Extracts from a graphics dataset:
*****

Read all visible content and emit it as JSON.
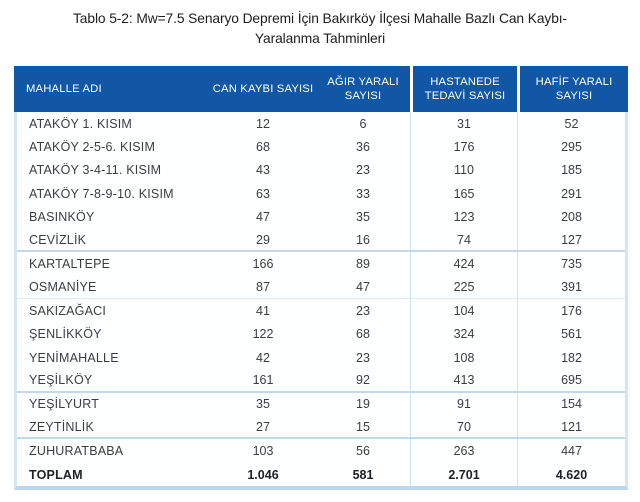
{
  "title": {
    "line1": "Tablo 5-2: Mw=7.5 Senaryo Depremi İçin Bakırköy İlçesi Mahalle Bazlı Can Kaybı-",
    "line2": "Yaralanma Tahminleri"
  },
  "colors": {
    "header_bg": "#1157a5",
    "header_text": "#ffffff",
    "body_text": "#3d3d3d",
    "grid_line": "#d3e3f2",
    "separator_strong": "#c3d8ea",
    "separator_faint": "#dde9f4",
    "outer_border": "#d6e5f3",
    "bottom_band": "#bdd6ea"
  },
  "table": {
    "columns": [
      "MAHALLE ADI",
      "CAN KAYBI SAYISI",
      "AĞIR YARALI SAYISI",
      "HASTANEDE TEDAVİ SAYISI",
      "HAFİF YARALI SAYISI"
    ],
    "rows": [
      {
        "name": "ATAKÖY 1. KISIM",
        "values": [
          "12",
          "6",
          "31",
          "52"
        ],
        "sep": "none"
      },
      {
        "name": "ATAKÖY 2-5-6. KISIM",
        "values": [
          "68",
          "36",
          "176",
          "295"
        ],
        "sep": "none"
      },
      {
        "name": "ATAKÖY 3-4-11. KISIM",
        "values": [
          "43",
          "23",
          "110",
          "185"
        ],
        "sep": "none"
      },
      {
        "name": "ATAKÖY 7-8-9-10. KISIM",
        "values": [
          "63",
          "33",
          "165",
          "291"
        ],
        "sep": "none"
      },
      {
        "name": "BASINKÖY",
        "values": [
          "47",
          "35",
          "123",
          "208"
        ],
        "sep": "none"
      },
      {
        "name": "CEVİZLİK",
        "values": [
          "29",
          "16",
          "74",
          "127"
        ],
        "sep": "strong"
      },
      {
        "name": "KARTALTEPE",
        "values": [
          "166",
          "89",
          "424",
          "735"
        ],
        "sep": "none"
      },
      {
        "name": "OSMANİYE",
        "values": [
          "87",
          "47",
          "225",
          "391"
        ],
        "sep": "faint"
      },
      {
        "name": "SAKIZAĞACI",
        "values": [
          "41",
          "23",
          "104",
          "176"
        ],
        "sep": "none"
      },
      {
        "name": "ŞENLİKKÖY",
        "values": [
          "122",
          "68",
          "324",
          "561"
        ],
        "sep": "none"
      },
      {
        "name": "YENİMAHALLE",
        "values": [
          "42",
          "23",
          "108",
          "182"
        ],
        "sep": "none"
      },
      {
        "name": "YEŞİLKÖY",
        "values": [
          "161",
          "92",
          "413",
          "695"
        ],
        "sep": "strong"
      },
      {
        "name": "YEŞİLYURT",
        "values": [
          "35",
          "19",
          "91",
          "154"
        ],
        "sep": "none"
      },
      {
        "name": "ZEYTİNLİK",
        "values": [
          "27",
          "15",
          "70",
          "121"
        ],
        "sep": "strong"
      },
      {
        "name": "ZUHURATBABA",
        "values": [
          "103",
          "56",
          "263",
          "447"
        ],
        "sep": "none"
      }
    ],
    "total": {
      "name": "TOPLAM",
      "values": [
        "1.046",
        "581",
        "2.701",
        "4.620"
      ]
    }
  }
}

*****

What to work on: Copy out every line of the listing that includes the string "ATAKÖY".

Reply:
        "name": "ATAKÖY 1. KISIM",
        "name": "ATAKÖY 2-5-6. KISIM",
        "name": "ATAKÖY 3-4-11. KISIM",
        "name": "ATAKÖY 7-8-9-10. KISIM",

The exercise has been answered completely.